--- Stated problem ---
Write out the material below again, unchanged.

--- Material for the task ---
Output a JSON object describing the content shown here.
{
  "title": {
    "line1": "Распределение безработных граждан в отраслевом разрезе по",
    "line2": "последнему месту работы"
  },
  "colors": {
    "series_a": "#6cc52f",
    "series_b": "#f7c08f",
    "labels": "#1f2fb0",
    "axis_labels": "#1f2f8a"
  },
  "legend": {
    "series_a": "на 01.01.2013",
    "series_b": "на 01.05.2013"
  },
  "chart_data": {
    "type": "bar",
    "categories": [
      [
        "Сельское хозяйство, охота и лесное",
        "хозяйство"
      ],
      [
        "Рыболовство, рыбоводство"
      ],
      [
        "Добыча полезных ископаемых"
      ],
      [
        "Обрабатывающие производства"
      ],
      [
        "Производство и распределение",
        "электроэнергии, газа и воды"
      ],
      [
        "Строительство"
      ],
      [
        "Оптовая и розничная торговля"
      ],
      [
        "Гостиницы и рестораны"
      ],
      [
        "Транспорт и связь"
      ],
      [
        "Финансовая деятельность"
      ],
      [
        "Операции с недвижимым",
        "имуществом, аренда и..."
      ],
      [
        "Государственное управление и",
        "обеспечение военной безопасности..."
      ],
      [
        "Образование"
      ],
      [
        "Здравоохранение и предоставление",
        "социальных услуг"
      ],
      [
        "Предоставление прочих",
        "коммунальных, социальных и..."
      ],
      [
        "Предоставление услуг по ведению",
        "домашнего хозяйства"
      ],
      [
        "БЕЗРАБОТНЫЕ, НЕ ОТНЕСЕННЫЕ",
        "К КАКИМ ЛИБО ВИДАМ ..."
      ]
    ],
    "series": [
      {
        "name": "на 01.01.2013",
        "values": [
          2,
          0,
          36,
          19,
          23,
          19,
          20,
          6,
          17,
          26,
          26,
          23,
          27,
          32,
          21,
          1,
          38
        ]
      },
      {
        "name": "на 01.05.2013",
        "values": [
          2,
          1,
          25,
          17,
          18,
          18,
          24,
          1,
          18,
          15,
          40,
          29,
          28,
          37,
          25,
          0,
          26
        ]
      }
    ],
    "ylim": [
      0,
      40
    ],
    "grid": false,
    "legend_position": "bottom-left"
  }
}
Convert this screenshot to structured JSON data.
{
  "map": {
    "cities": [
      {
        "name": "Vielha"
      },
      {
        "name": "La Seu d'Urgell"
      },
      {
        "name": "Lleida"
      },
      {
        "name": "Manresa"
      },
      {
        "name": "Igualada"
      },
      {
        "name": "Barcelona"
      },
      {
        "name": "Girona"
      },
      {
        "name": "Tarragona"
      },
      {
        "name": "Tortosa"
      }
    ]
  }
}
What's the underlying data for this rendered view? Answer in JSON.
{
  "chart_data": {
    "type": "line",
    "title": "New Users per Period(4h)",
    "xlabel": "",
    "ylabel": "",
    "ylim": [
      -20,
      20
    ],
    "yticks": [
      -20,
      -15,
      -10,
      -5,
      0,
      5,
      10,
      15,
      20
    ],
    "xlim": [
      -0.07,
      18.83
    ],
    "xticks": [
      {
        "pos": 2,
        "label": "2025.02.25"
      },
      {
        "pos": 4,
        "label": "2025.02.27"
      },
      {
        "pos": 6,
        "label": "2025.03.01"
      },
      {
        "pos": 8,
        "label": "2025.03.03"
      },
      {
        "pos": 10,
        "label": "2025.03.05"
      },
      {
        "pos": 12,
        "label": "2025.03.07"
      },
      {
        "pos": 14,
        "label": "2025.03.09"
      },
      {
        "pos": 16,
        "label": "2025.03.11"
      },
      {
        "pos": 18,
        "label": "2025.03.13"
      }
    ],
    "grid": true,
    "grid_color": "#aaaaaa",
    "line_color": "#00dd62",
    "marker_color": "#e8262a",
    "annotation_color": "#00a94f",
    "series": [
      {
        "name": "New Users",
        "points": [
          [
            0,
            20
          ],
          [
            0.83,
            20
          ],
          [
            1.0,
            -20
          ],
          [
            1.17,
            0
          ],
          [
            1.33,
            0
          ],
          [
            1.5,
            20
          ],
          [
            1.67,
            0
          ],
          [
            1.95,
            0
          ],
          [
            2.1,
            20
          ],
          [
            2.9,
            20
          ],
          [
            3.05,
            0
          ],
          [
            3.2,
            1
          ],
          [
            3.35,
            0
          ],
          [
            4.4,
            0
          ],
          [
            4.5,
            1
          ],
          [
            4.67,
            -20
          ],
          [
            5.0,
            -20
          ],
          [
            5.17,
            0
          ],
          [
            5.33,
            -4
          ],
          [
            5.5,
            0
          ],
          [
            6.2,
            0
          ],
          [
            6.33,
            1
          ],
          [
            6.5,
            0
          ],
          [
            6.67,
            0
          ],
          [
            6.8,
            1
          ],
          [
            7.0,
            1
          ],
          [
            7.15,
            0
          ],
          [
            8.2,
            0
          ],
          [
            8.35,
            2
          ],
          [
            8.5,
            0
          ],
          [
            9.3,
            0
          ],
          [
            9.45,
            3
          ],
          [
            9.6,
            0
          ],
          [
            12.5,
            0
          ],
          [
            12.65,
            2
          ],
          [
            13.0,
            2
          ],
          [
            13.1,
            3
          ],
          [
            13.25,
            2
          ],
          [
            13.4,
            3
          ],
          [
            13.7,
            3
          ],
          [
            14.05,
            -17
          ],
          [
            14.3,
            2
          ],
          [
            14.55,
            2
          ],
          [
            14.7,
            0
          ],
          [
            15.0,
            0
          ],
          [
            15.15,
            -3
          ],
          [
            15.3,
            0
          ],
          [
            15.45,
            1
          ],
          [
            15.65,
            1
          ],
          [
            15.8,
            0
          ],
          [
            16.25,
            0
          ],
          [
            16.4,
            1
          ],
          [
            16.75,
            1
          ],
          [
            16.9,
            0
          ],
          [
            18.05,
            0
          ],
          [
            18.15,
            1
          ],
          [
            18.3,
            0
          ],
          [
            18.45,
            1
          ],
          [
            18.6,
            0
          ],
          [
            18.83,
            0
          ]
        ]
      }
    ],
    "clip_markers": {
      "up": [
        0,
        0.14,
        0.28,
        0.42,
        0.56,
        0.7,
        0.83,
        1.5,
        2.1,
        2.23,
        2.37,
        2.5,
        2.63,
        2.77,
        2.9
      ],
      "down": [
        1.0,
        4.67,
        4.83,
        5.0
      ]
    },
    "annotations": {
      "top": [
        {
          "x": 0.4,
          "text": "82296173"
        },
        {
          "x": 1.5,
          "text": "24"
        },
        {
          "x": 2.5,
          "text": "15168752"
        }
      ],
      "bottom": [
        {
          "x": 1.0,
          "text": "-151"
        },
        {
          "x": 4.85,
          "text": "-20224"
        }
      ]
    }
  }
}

--- Solution ---
Output a JSON object describing the content shown here.
{
  "title": {
    "line1": "Распределение безработных граждан в отраслевом разрезе по",
    "line2": "последнему месту работы"
  },
  "colors": {
    "series_a": "#6cc52f",
    "series_b": "#f7c08f",
    "labels": "#1f2fb0",
    "axis_labels": "#1f2f8a"
  },
  "legend": {
    "series_a": "на 01.01.2013",
    "series_b": "на 01.05.2013"
  },
  "chart_data": {
    "type": "bar",
    "categories": [
      [
        "Сельское хозяйство, охота и лесное",
        "хозяйство"
      ],
      [
        "Рыболовство, рыбоводство"
      ],
      [
        "Добыча полезных ископаемых"
      ],
      [
        "Обрабатывающие производства"
      ],
      [
        "Производство и распределение",
        "электроэнергии, газа и воды"
      ],
      [
        "Строительство"
      ],
      [
        "Оптовая и розничная торговля"
      ],
      [
        "Гостиницы и рестораны"
      ],
      [
        "Транспорт и связь"
      ],
      [
        "Финансовая деятельность"
      ],
      [
        "Операции с недвижимым",
        "имуществом, аренда и..."
      ],
      [
        "Государственное управление и",
        "обеспечение военной безопасности..."
      ],
      [
        "Образование"
      ],
      [
        "Здравоохранение и предоставление",
        "социальных услуг"
      ],
      [
        "Предоставление прочих",
        "коммунальных, социальных и..."
      ],
      [
        "Предоставление услуг по ведению",
        "домашнего хозяйства"
      ],
      [
        "БЕЗРАБОТНЫЕ, НЕ ОТНЕСЕННЫЕ",
        "К КАКИМ ЛИБО ВИДАМ ..."
      ]
    ],
    "series": [
      {
        "name": "на 01.01.2013",
        "values": [
          2,
          0,
          36,
          19,
          23,
          19,
          20,
          6,
          17,
          26,
          26,
          23,
          27,
          32,
          21,
          1,
          38
        ]
      },
      {
        "name": "на 01.05.2013",
        "values": [
          2,
          1,
          25,
          17,
          18,
          18,
          24,
          1,
          18,
          15,
          40,
          29,
          28,
          37,
          25,
          0,
          26
        ]
      }
    ],
    "ylim": [
      0,
      40
    ],
    "grid": false,
    "legend_position": "bottom-left"
  }
}
Convert this screenshot to structured JSON data.
{
  "map": {
    "cities": [
      {
        "name": "Vielha"
      },
      {
        "name": "La Seu d'Urgell"
      },
      {
        "name": "Lleida"
      },
      {
        "name": "Manresa"
      },
      {
        "name": "Igualada"
      },
      {
        "name": "Barcelona"
      },
      {
        "name": "Girona"
      },
      {
        "name": "Tarragona"
      },
      {
        "name": "Tortosa"
      }
    ]
  }
}
What's the underlying data for this rendered view? Answer in JSON.
{
  "chart_data": {
    "type": "line",
    "title": "New Users per Period(4h)",
    "xlabel": "",
    "ylabel": "",
    "ylim": [
      -20,
      20
    ],
    "yticks": [
      -20,
      -15,
      -10,
      -5,
      0,
      5,
      10,
      15,
      20
    ],
    "xlim": [
      -0.07,
      18.83
    ],
    "xticks": [
      {
        "pos": 2,
        "label": "2025.02.25"
      },
      {
        "pos": 4,
        "label": "2025.02.27"
      },
      {
        "pos": 6,
        "label": "2025.03.01"
      },
      {
        "pos": 8,
        "label": "2025.03.03"
      },
      {
        "pos": 10,
        "label": "2025.03.05"
      },
      {
        "pos": 12,
        "label": "2025.03.07"
      },
      {
        "pos": 14,
        "label": "2025.03.09"
      },
      {
        "pos": 16,
        "label": "2025.03.11"
      },
      {
        "pos": 18,
        "label": "2025.03.13"
      }
    ],
    "grid": true,
    "grid_color": "#aaaaaa",
    "line_color": "#00dd62",
    "marker_color": "#e8262a",
    "annotation_color": "#00a94f",
    "series": [
      {
        "name": "New Users",
        "points": [
          [
            0,
            20
          ],
          [
            0.83,
            20
          ],
          [
            1.0,
            -20
          ],
          [
            1.17,
            0
          ],
          [
            1.33,
            0
          ],
          [
            1.5,
            20
          ],
          [
            1.67,
            0
          ],
          [
            1.95,
            0
          ],
          [
            2.1,
            20
          ],
          [
            2.9,
            20
          ],
          [
            3.05,
            0
          ],
          [
            3.2,
            1
          ],
          [
            3.35,
            0
          ],
          [
            4.4,
            0
          ],
          [
            4.5,
            1
          ],
          [
            4.67,
            -20
          ],
          [
            5.0,
            -20
          ],
          [
            5.17,
            0
          ],
          [
            5.33,
            -4
          ],
          [
            5.5,
            0
          ],
          [
            6.2,
            0
          ],
          [
            6.33,
            1
          ],
          [
            6.5,
            0
          ],
          [
            6.67,
            0
          ],
          [
            6.8,
            1
          ],
          [
            7.0,
            1
          ],
          [
            7.15,
            0
          ],
          [
            8.2,
            0
          ],
          [
            8.35,
            2
          ],
          [
            8.5,
            0
          ],
          [
            9.3,
            0
          ],
          [
            9.45,
            3
          ],
          [
            9.6,
            0
          ],
          [
            12.5,
            0
          ],
          [
            12.65,
            2
          ],
          [
            13.0,
            2
          ],
          [
            13.1,
            3
          ],
          [
            13.25,
            2
          ],
          [
            13.4,
            3
          ],
          [
            13.7,
            3
          ],
          [
            14.05,
            -17
          ],
          [
            14.3,
            2
          ],
          [
            14.55,
            2
          ],
          [
            14.7,
            0
          ],
          [
            15.0,
            0
          ],
          [
            15.15,
            -3
          ],
          [
            15.3,
            0
          ],
          [
            15.45,
            1
          ],
          [
            15.65,
            1
          ],
          [
            15.8,
            0
          ],
          [
            16.25,
            0
          ],
          [
            16.4,
            1
          ],
          [
            16.75,
            1
          ],
          [
            16.9,
            0
          ],
          [
            18.05,
            0
          ],
          [
            18.15,
            1
          ],
          [
            18.3,
            0
          ],
          [
            18.45,
            1
          ],
          [
            18.6,
            0
          ],
          [
            18.83,
            0
          ]
        ]
      }
    ],
    "clip_markers": {
      "up": [
        0,
        0.14,
        0.28,
        0.42,
        0.56,
        0.7,
        0.83,
        1.5,
        2.1,
        2.23,
        2.37,
        2.5,
        2.63,
        2.77,
        2.9
      ],
      "down": [
        1.0,
        4.67,
        4.83,
        5.0
      ]
    },
    "annotations": {
      "top": [
        {
          "x": 0.4,
          "text": "82296173"
        },
        {
          "x": 1.5,
          "text": "24"
        },
        {
          "x": 2.5,
          "text": "15168752"
        }
      ],
      "bottom": [
        {
          "x": 1.0,
          "text": "-151"
        },
        {
          "x": 4.85,
          "text": "-20224"
        }
      ]
    }
  }
}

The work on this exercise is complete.